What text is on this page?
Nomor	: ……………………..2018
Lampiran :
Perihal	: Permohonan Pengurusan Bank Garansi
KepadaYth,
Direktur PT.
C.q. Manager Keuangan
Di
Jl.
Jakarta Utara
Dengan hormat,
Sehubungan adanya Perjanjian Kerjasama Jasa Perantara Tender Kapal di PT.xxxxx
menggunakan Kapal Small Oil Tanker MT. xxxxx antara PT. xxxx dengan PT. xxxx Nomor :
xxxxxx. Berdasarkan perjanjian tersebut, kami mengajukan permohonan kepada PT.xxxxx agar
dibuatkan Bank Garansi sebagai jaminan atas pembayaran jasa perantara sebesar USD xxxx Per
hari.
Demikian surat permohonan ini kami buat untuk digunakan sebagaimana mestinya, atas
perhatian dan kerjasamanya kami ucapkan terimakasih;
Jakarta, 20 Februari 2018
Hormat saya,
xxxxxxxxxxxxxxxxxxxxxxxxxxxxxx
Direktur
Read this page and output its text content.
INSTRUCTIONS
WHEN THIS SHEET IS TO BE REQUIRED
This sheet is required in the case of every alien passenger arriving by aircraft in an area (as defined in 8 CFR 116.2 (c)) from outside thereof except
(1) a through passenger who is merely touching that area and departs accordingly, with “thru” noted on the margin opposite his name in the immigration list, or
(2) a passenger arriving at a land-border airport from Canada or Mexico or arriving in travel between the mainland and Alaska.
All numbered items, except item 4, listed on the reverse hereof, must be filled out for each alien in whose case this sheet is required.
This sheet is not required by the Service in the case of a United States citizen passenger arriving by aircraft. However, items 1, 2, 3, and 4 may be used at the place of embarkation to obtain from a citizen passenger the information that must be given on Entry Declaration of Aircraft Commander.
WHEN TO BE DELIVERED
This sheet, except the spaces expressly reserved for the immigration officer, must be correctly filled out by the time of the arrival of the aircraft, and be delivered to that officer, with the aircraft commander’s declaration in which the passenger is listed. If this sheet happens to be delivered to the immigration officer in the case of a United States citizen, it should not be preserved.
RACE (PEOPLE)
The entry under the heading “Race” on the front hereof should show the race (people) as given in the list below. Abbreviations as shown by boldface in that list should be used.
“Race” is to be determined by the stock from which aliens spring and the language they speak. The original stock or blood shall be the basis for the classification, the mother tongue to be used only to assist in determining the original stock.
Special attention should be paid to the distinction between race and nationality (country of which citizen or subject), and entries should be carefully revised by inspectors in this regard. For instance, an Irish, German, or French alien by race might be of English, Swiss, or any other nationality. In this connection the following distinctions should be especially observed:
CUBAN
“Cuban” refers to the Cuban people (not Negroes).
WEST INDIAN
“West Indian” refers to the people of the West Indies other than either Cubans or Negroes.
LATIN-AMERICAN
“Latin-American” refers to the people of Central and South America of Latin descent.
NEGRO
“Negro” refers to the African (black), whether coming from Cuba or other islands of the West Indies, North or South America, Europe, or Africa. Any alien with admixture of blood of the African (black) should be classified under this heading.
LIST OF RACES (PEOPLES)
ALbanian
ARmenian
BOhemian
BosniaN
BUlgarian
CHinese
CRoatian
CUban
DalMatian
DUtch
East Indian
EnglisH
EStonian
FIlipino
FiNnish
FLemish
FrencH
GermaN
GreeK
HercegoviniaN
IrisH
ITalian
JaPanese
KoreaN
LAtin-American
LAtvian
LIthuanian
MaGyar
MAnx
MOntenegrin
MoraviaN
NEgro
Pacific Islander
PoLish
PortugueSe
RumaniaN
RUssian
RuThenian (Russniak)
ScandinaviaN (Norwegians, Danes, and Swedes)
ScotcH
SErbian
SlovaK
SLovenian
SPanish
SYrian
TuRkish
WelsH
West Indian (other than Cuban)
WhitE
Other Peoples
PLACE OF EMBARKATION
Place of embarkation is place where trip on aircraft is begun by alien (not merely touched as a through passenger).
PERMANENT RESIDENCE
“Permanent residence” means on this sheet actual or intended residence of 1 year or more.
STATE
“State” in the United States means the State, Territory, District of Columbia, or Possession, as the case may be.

####################

Do this:
Repeat each of the entries above precisely as given.

Answer to this task:
What text is on this page?
Nomor	: ……………………..2018
Lampiran :
Perihal	: Permohonan Pengurusan Bank Garansi
KepadaYth,
Direktur PT.
C.q. Manager Keuangan
Di
Jl.
Jakarta Utara
Dengan hormat,
Sehubungan adanya Perjanjian Kerjasama Jasa Perantara Tender Kapal di PT.xxxxx
menggunakan Kapal Small Oil Tanker MT. xxxxx antara PT. xxxx dengan PT. xxxx Nomor :
xxxxxx. Berdasarkan perjanjian tersebut, kami mengajukan permohonan kepada PT.xxxxx agar
dibuatkan Bank Garansi sebagai jaminan atas pembayaran jasa perantara sebesar USD xxxx Per
hari.
Demikian surat permohonan ini kami buat untuk digunakan sebagaimana mestinya, atas
perhatian dan kerjasamanya kami ucapkan terimakasih;
Jakarta, 20 Februari 2018
Hormat saya,
xxxxxxxxxxxxxxxxxxxxxxxxxxxxxx
Direktur
Read this page and output its text content.
INSTRUCTIONS
WHEN THIS SHEET IS TO BE REQUIRED
This sheet is required in the case of every alien passenger arriving by aircraft in an area (as defined in 8 CFR 116.2 (c)) from outside thereof except
(1) a through passenger who is merely touching that area and departs accordingly, with “thru” noted on the margin opposite his name in the immigration list, or
(2) a passenger arriving at a land-border airport from Canada or Mexico or arriving in travel between the mainland and Alaska.
All numbered items, except item 4, listed on the reverse hereof, must be filled out for each alien in whose case this sheet is required.
This sheet is not required by the Service in the case of a United States citizen passenger arriving by aircraft. However, items 1, 2, 3, and 4 may be used at the place of embarkation to obtain from a citizen passenger the information that must be given on Entry Declaration of Aircraft Commander.
WHEN TO BE DELIVERED
This sheet, except the spaces expressly reserved for the immigration officer, must be correctly filled out by the time of the arrival of the aircraft, and be delivered to that officer, with the aircraft commander’s declaration in which the passenger is listed. If this sheet happens to be delivered to the immigration officer in the case of a United States citizen, it should not be preserved.
RACE (PEOPLE)
The entry under the heading “Race” on the front hereof should show the race (people) as given in the list below. Abbreviations as shown by boldface in that list should be used.
“Race” is to be determined by the stock from which aliens spring and the language they speak. The original stock or blood shall be the basis for the classification, the mother tongue to be used only to assist in determining the original stock.
Special attention should be paid to the distinction between race and nationality (country of which citizen or subject), and entries should be carefully revised by inspectors in this regard. For instance, an Irish, German, or French alien by race might be of English, Swiss, or any other nationality. In this connection the following distinctions should be especially observed:
CUBAN
“Cuban” refers to the Cuban people (not Negroes).
WEST INDIAN
“West Indian” refers to the people of the West Indies other than either Cubans or Negroes.
LATIN-AMERICAN
“Latin-American” refers to the people of Central and South America of Latin descent.
NEGRO
“Negro” refers to the African (black), whether coming from Cuba or other islands of the West Indies, North or South America, Europe, or Africa. Any alien with admixture of blood of the African (black) should be classified under this heading.
LIST OF RACES (PEOPLES)
ALbanian
ARmenian
BOhemian
BosniaN
BUlgarian
CHinese
CRoatian
CUban
DalMatian
DUtch
East Indian
EnglisH
EStonian
FIlipino
FiNnish
FLemish
FrencH
GermaN
GreeK
HercegoviniaN
IrisH
ITalian
JaPanese
KoreaN
LAtin-American
LAtvian
LIthuanian
MaGyar
MAnx
MOntenegrin
MoraviaN
NEgro
Pacific Islander
PoLish
PortugueSe
RumaniaN
RUssian
RuThenian (Russniak)
ScandinaviaN (Norwegians, Danes, and Swedes)
ScotcH
SErbian
SlovaK
SLovenian
SPanish
SYrian
TuRkish
WelsH
West Indian (other than Cuban)
WhitE
Other Peoples
PLACE OF EMBARKATION
Place of embarkation is place where trip on aircraft is begun by alien (not merely touched as a through passenger).
PERMANENT RESIDENCE
“Permanent residence” means on this sheet actual or intended residence of 1 year or more.
STATE
“State” in the United States means the State, Territory, District of Columbia, or Possession, as the case may be.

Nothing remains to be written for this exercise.